Required work: Find the lines holding the string "arrow" in the data, then copy all of them.

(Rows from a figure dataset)

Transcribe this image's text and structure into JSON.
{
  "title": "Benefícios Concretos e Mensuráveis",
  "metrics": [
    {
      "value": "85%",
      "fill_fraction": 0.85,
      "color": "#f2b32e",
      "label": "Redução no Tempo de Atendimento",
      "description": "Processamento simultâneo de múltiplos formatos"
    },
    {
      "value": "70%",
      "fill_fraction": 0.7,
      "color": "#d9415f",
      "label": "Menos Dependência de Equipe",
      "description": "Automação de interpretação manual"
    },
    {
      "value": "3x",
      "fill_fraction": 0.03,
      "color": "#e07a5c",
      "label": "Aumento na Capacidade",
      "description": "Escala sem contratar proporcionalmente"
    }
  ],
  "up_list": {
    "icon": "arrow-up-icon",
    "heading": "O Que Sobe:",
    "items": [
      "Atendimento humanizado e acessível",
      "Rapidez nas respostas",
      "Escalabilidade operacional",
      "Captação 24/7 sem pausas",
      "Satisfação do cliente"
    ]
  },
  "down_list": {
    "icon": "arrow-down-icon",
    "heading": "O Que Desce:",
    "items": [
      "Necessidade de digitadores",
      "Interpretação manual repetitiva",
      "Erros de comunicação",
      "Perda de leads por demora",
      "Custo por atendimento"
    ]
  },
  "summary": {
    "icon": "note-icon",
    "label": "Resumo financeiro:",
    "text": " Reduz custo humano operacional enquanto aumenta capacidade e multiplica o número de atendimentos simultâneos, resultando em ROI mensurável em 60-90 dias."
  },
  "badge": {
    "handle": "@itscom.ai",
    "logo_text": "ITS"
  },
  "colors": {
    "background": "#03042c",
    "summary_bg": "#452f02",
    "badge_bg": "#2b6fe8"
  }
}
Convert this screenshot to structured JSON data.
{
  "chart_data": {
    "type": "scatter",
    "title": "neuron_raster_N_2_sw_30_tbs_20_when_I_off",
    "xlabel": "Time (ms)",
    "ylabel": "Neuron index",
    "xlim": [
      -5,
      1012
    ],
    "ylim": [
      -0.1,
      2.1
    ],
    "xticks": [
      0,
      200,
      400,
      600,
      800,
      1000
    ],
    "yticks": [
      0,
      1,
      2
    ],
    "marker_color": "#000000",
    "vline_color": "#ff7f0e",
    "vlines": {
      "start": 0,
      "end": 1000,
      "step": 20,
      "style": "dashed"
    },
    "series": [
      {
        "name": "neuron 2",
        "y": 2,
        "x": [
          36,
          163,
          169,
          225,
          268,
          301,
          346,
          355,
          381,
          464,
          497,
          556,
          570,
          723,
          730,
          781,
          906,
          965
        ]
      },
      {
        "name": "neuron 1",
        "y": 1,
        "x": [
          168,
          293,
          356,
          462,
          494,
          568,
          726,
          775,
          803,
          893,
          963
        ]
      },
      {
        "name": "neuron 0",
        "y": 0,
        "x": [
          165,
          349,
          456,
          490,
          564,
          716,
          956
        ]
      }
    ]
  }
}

Written solution:
    "icon": "arrow-up-icon",
    "icon": "arrow-down-icon",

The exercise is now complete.